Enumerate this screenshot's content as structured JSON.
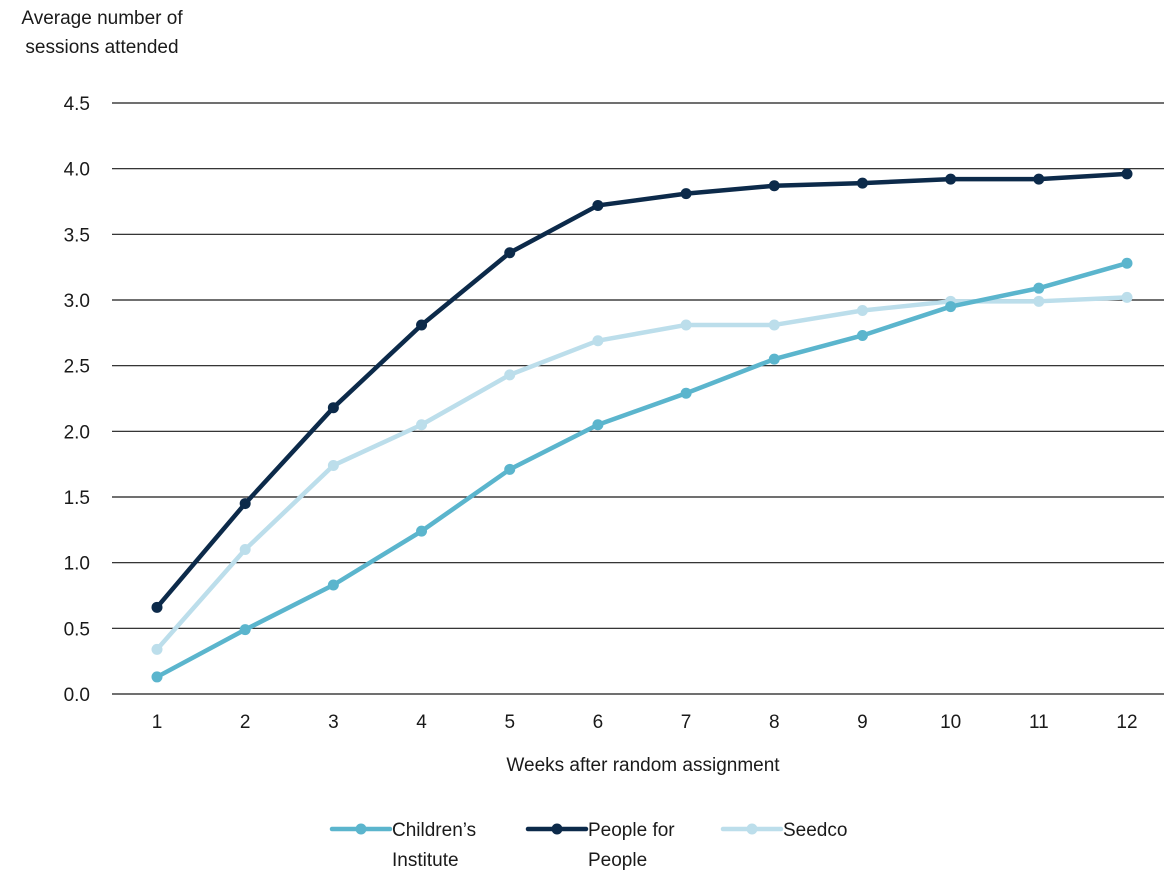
{
  "chart_data": {
    "type": "line",
    "title": "",
    "ylabel_lines": [
      "Average number of",
      "sessions attended"
    ],
    "xlabel": "Weeks after random assignment",
    "ylim": [
      0,
      4.5
    ],
    "yticks": [
      "0.0",
      "0.5",
      "1.0",
      "1.5",
      "2.0",
      "2.5",
      "3.0",
      "3.5",
      "4.0",
      "4.5"
    ],
    "x": [
      1,
      2,
      3,
      4,
      5,
      6,
      7,
      8,
      9,
      10,
      11,
      12
    ],
    "grid": "horizontal",
    "legend_position": "bottom-center",
    "series": [
      {
        "name_lines": [
          "Children’s",
          "Institute"
        ],
        "color": "#5bb5cd",
        "values": [
          0.13,
          0.49,
          0.83,
          1.24,
          1.71,
          2.05,
          2.29,
          2.55,
          2.73,
          2.95,
          3.09,
          3.28
        ]
      },
      {
        "name_lines": [
          "People for",
          "People"
        ],
        "color": "#0c2a4a",
        "values": [
          0.66,
          1.45,
          2.18,
          2.81,
          3.36,
          3.72,
          3.81,
          3.87,
          3.89,
          3.92,
          3.92,
          3.96
        ]
      },
      {
        "name_lines": [
          "Seedco"
        ],
        "color": "#bcdeeb",
        "values": [
          0.34,
          1.1,
          1.74,
          2.05,
          2.43,
          2.69,
          2.81,
          2.81,
          2.92,
          2.99,
          2.99,
          3.02
        ]
      }
    ]
  }
}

+++

=== Task description ===
Go through the records and pull out each line that includes the word "color".

=== Complete output ===
        "color": "#5bb5cd",
        "color": "#0c2a4a",
        "color": "#bcdeeb",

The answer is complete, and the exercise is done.